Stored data

◇ ◇ ◇

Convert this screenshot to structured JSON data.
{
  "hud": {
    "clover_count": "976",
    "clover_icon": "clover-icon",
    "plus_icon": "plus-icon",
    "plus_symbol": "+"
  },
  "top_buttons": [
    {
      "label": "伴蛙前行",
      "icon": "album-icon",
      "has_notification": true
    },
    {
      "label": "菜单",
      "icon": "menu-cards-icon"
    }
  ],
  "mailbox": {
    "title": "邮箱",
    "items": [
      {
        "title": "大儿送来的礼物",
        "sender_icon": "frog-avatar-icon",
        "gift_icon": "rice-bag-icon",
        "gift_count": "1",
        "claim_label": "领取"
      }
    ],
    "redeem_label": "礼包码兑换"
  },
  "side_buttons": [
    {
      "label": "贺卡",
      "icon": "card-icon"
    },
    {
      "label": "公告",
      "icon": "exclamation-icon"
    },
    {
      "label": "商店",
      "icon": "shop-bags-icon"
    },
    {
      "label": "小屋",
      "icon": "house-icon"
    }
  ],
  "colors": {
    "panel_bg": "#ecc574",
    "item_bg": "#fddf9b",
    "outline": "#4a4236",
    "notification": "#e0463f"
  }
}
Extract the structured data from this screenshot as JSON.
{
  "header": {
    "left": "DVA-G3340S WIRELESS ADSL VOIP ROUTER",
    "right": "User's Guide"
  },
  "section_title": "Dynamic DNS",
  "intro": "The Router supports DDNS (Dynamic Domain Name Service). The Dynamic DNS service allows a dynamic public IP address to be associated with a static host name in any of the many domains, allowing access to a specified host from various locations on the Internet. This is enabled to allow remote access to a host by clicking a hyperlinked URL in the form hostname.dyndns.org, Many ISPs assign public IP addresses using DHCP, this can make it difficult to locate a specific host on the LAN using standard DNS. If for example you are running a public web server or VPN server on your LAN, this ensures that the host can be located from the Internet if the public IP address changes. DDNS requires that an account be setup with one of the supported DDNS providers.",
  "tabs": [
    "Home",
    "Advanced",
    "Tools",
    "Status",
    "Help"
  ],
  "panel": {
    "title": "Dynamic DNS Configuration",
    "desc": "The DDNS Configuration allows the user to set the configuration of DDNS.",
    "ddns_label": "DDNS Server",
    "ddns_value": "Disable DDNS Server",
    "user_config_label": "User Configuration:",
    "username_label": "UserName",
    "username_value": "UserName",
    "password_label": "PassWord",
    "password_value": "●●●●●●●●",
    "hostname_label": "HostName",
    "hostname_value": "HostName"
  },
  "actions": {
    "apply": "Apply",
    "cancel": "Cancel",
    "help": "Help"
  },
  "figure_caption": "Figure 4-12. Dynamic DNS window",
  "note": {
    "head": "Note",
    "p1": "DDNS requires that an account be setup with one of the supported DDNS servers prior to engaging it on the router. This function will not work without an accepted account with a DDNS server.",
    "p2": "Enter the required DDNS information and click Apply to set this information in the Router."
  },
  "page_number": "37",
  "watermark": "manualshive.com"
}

◇ ◇ ◇

Exercise goal:
Going through the entries above, report how many lines include the string "Apply". The number alone is the answer.

Solved exercise:
2